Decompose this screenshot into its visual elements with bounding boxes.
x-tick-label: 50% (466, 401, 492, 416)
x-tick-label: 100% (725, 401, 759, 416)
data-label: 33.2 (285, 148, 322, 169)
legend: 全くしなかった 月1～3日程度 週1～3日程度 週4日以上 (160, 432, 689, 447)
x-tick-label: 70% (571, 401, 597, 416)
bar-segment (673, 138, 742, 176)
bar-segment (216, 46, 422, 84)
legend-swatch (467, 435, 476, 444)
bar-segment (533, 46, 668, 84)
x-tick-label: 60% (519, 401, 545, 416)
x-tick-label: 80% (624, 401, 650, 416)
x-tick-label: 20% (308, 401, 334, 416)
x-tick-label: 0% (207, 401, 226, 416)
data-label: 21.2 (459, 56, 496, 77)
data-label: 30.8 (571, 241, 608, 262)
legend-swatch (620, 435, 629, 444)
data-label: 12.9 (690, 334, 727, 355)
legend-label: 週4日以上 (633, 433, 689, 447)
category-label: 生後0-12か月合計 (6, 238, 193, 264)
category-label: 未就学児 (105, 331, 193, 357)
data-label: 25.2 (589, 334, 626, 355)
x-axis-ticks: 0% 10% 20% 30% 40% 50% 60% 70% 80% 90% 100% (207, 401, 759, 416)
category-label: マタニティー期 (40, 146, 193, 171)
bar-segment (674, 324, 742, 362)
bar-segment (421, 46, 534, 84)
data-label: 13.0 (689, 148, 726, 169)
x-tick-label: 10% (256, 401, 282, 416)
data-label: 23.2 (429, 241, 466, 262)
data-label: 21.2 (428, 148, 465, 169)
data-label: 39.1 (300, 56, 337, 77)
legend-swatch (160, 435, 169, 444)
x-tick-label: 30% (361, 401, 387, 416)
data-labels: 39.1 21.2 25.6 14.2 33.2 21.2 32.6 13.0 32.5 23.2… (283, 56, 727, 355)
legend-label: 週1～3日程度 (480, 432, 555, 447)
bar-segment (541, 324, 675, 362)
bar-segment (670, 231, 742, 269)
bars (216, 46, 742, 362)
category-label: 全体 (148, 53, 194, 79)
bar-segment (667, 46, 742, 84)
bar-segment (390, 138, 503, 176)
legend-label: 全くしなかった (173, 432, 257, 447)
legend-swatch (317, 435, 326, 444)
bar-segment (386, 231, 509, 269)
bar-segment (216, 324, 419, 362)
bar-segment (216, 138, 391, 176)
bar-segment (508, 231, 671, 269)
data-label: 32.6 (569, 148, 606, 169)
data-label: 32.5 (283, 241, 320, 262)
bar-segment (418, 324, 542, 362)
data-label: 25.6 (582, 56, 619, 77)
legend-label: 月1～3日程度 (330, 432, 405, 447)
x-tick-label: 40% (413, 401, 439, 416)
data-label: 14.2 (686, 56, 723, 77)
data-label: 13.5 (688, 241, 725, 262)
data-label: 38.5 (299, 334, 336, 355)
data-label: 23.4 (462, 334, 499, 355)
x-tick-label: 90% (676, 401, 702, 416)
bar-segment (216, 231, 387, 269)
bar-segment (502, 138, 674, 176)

* * * *

* **DIRECTIONS FOR THIS TASK**
Copy every item above line for line, keeping each character unchanged.

* **RESULT BELOW**
Decompose this screenshot into its visual elements with bounding boxes.
x-tick-label: 50% (466, 401, 492, 416)
x-tick-label: 100% (725, 401, 759, 416)
data-label: 33.2 (285, 148, 322, 169)
legend: 全くしなかった 月1～3日程度 週1～3日程度 週4日以上 (160, 432, 689, 447)
x-tick-label: 70% (571, 401, 597, 416)
bar-segment (673, 138, 742, 176)
bar-segment (216, 46, 422, 84)
legend-swatch (467, 435, 476, 444)
bar-segment (533, 46, 668, 84)
x-tick-label: 60% (519, 401, 545, 416)
x-tick-label: 80% (624, 401, 650, 416)
x-tick-label: 20% (308, 401, 334, 416)
x-tick-label: 0% (207, 401, 226, 416)
data-label: 21.2 (459, 56, 496, 77)
data-label: 30.8 (571, 241, 608, 262)
legend-swatch (620, 435, 629, 444)
data-label: 12.9 (690, 334, 727, 355)
legend-label: 週4日以上 (633, 433, 689, 447)
category-label: 生後0-12か月合計 (6, 238, 193, 264)
category-label: 未就学児 (105, 331, 193, 357)
data-label: 25.2 (589, 334, 626, 355)
x-axis-ticks: 0% 10% 20% 30% 40% 50% 60% 70% 80% 90% 100% (207, 401, 759, 416)
category-label: マタニティー期 (40, 146, 193, 171)
bar-segment (674, 324, 742, 362)
bar-segment (421, 46, 534, 84)
data-label: 13.0 (689, 148, 726, 169)
x-tick-label: 10% (256, 401, 282, 416)
data-label: 23.2 (429, 241, 466, 262)
data-label: 21.2 (428, 148, 465, 169)
data-label: 39.1 (300, 56, 337, 77)
legend-swatch (160, 435, 169, 444)
x-tick-label: 30% (361, 401, 387, 416)
data-labels: 39.1 21.2 25.6 14.2 33.2 21.2 32.6 13.0 32.5 23.2… (283, 56, 727, 355)
legend-label: 週1～3日程度 (480, 432, 555, 447)
bar-segment (541, 324, 675, 362)
bar-segment (670, 231, 742, 269)
bars (216, 46, 742, 362)
category-label: 全体 (148, 53, 194, 79)
bar-segment (667, 46, 742, 84)
bar-segment (390, 138, 503, 176)
legend-label: 全くしなかった (173, 432, 257, 447)
legend-swatch (317, 435, 326, 444)
bar-segment (386, 231, 509, 269)
bar-segment (216, 324, 419, 362)
bar-segment (216, 138, 391, 176)
bar-segment (508, 231, 671, 269)
data-label: 32.6 (569, 148, 606, 169)
data-label: 32.5 (283, 241, 320, 262)
bar-segment (418, 324, 542, 362)
data-label: 25.6 (582, 56, 619, 77)
legend-label: 月1～3日程度 (330, 432, 405, 447)
x-tick-label: 40% (413, 401, 439, 416)
data-label: 14.2 (686, 56, 723, 77)
data-label: 13.5 (688, 241, 725, 262)
data-label: 38.5 (299, 334, 336, 355)
data-label: 23.4 (462, 334, 499, 355)
x-tick-label: 90% (676, 401, 702, 416)
bar-segment (216, 231, 387, 269)
bar-segment (502, 138, 674, 176)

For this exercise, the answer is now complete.